Search the records for "User". Copy every line where it appears.

start Source material

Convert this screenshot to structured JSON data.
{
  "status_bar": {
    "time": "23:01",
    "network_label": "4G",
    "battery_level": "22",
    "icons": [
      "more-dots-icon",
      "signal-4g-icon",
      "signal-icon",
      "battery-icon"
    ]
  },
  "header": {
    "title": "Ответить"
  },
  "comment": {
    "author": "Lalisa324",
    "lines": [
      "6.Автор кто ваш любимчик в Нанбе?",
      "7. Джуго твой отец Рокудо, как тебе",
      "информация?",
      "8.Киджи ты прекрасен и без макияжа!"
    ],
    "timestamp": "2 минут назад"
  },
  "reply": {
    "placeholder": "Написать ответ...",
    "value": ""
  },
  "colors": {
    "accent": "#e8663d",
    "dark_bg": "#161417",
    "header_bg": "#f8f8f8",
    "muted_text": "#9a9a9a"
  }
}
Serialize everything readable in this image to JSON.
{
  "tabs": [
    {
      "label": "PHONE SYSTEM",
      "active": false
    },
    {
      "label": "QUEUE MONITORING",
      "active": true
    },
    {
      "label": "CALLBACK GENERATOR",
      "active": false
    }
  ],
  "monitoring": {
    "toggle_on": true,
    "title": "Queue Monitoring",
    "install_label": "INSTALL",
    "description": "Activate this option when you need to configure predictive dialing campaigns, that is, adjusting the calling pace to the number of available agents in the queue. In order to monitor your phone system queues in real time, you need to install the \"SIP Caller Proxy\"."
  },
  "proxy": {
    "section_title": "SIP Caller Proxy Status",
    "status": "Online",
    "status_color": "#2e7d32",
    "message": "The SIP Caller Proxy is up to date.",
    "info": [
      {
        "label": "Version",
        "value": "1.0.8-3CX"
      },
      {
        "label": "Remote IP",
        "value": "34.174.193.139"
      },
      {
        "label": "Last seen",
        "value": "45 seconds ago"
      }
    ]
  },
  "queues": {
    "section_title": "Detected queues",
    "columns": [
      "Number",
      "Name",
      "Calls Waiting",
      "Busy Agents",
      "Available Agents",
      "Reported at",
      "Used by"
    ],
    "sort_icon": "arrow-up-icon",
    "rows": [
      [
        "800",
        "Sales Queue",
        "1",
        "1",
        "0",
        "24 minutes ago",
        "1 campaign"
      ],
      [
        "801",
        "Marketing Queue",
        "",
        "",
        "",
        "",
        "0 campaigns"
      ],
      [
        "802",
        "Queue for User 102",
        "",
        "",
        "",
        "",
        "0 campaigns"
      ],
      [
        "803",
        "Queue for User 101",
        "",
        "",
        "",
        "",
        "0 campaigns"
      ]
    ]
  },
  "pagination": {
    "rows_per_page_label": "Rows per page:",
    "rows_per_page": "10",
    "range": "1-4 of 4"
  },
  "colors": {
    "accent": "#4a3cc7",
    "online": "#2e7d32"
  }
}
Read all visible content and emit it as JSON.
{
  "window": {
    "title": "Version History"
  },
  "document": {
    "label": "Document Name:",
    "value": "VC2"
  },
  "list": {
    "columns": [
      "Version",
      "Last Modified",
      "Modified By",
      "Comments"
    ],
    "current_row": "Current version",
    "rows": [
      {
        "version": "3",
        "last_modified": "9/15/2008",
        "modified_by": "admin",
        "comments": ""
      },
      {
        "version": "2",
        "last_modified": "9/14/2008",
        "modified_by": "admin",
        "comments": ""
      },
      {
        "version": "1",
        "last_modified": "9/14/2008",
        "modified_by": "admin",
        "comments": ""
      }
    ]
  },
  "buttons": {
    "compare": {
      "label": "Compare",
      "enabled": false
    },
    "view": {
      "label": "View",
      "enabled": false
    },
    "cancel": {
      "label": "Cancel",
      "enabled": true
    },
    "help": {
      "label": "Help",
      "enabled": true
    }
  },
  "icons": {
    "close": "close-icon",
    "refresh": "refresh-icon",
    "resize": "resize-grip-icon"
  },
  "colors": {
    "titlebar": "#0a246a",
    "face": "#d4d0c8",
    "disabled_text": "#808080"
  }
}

end Source material

Complete output:
        "Queue for User 102",
        "Queue for User 101",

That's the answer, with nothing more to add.